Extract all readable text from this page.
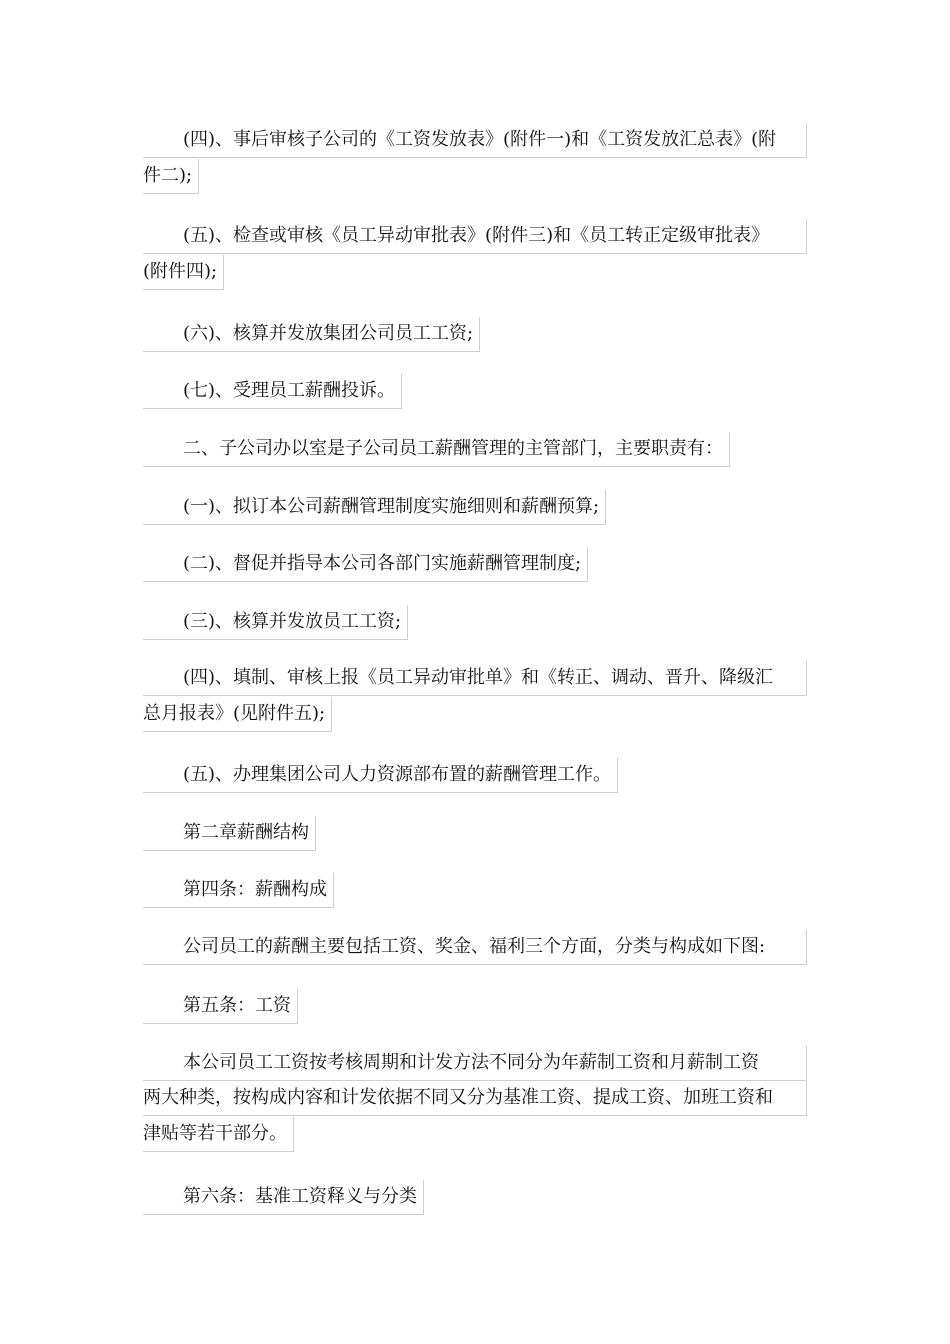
(四)、事后审核子公司的《工资发放表》(附件一)和《工资发放汇总表》(附
件二);
(五)、检查或审核《员工异动审批表》(附件三)和《员工转正定级审批表》
(附件四);
(六)、核算并发放集团公司员工工资;
(七)、受理员工薪酬投诉。
二、子公司办以室是子公司员工薪酬管理的主管部门，主要职责有：
(一)、拟订本公司薪酬管理制度实施细则和薪酬预算;
(二)、督促并指导本公司各部门实施薪酬管理制度;
(三)、核算并发放员工工资;
(四)、填制、审核上报《员工异动审批单》和《转正、调动、晋升、降级汇
总月报表》(见附件五);
(五)、办理集团公司人力资源部布置的薪酬管理工作。
第二章薪酬结构
第四条：薪酬构成
公司员工的薪酬主要包括工资、奖金、福利三个方面，分类与构成如下图:
第五条：工资
本公司员工工资按考核周期和计发方法不同分为年薪制工资和月薪制工资
两大种类，按构成内容和计发依据不同又分为基准工资、提成工资、加班工资和
津贴等若干部分。
第六条：基准工资释义与分类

> DIRECTION:
Your task is to return the entries above exactly, with no pictures.

> IN RESPONSE:
Extract all readable text from this page.
(四)、事后审核子公司的《工资发放表》(附件一)和《工资发放汇总表》(附
件二);
(五)、检查或审核《员工异动审批表》(附件三)和《员工转正定级审批表》
(附件四);
(六)、核算并发放集团公司员工工资;
(七)、受理员工薪酬投诉。
二、子公司办以室是子公司员工薪酬管理的主管部门，主要职责有：
(一)、拟订本公司薪酬管理制度实施细则和薪酬预算;
(二)、督促并指导本公司各部门实施薪酬管理制度;
(三)、核算并发放员工工资;
(四)、填制、审核上报《员工异动审批单》和《转正、调动、晋升、降级汇
总月报表》(见附件五);
(五)、办理集团公司人力资源部布置的薪酬管理工作。
第二章薪酬结构
第四条：薪酬构成
公司员工的薪酬主要包括工资、奖金、福利三个方面，分类与构成如下图:
第五条：工资
本公司员工工资按考核周期和计发方法不同分为年薪制工资和月薪制工资
两大种类，按构成内容和计发依据不同又分为基准工资、提成工资、加班工资和
津贴等若干部分。
第六条：基准工资释义与分类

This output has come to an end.